Requirements - All of the data below must be repeated exactly.

[Items from a figure collection]
-- start --

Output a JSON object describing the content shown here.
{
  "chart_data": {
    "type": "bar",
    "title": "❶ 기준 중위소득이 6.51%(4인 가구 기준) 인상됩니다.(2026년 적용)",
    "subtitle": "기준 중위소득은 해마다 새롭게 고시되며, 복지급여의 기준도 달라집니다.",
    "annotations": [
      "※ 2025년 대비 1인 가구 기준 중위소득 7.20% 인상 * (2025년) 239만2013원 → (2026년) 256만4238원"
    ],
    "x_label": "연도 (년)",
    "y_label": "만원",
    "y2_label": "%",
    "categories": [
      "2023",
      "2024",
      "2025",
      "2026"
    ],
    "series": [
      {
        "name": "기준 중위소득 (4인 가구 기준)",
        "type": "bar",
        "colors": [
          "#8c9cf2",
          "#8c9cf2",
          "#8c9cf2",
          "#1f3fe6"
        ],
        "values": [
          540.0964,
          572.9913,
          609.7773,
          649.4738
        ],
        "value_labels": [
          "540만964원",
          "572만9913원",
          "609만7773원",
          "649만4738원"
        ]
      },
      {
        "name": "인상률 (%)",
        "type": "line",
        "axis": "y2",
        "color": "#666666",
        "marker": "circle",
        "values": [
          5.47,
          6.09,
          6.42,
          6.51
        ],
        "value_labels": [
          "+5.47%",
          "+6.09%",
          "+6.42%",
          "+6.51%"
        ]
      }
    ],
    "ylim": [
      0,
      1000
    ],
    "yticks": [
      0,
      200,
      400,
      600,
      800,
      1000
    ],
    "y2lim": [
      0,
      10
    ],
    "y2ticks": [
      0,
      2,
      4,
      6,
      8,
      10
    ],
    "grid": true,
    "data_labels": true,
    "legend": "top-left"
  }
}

-- end --

Response to the exercise -
Output a JSON object describing the content shown here.
{
  "chart_data": {
    "type": "bar",
    "title": "❶ 기준 중위소득이 6.51%(4인 가구 기준) 인상됩니다.(2026년 적용)",
    "subtitle": "기준 중위소득은 해마다 새롭게 고시되며, 복지급여의 기준도 달라집니다.",
    "annotations": [
      "※ 2025년 대비 1인 가구 기준 중위소득 7.20% 인상 * (2025년) 239만2013원 → (2026년) 256만4238원"
    ],
    "x_label": "연도 (년)",
    "y_label": "만원",
    "y2_label": "%",
    "categories": [
      "2023",
      "2024",
      "2025",
      "2026"
    ],
    "series": [
      {
        "name": "기준 중위소득 (4인 가구 기준)",
        "type": "bar",
        "colors": [
          "#8c9cf2",
          "#8c9cf2",
          "#8c9cf2",
          "#1f3fe6"
        ],
        "values": [
          540.0964,
          572.9913,
          609.7773,
          649.4738
        ],
        "value_labels": [
          "540만964원",
          "572만9913원",
          "609만7773원",
          "649만4738원"
        ]
      },
      {
        "name": "인상률 (%)",
        "type": "line",
        "axis": "y2",
        "color": "#666666",
        "marker": "circle",
        "values": [
          5.47,
          6.09,
          6.42,
          6.51
        ],
        "value_labels": [
          "+5.47%",
          "+6.09%",
          "+6.42%",
          "+6.51%"
        ]
      }
    ],
    "ylim": [
      0,
      1000
    ],
    "yticks": [
      0,
      200,
      400,
      600,
      800,
      1000
    ],
    "y2lim": [
      0,
      10
    ],
    "y2ticks": [
      0,
      2,
      4,
      6,
      8,
      10
    ],
    "grid": true,
    "data_labels": true,
    "legend": "top-left"
  }
}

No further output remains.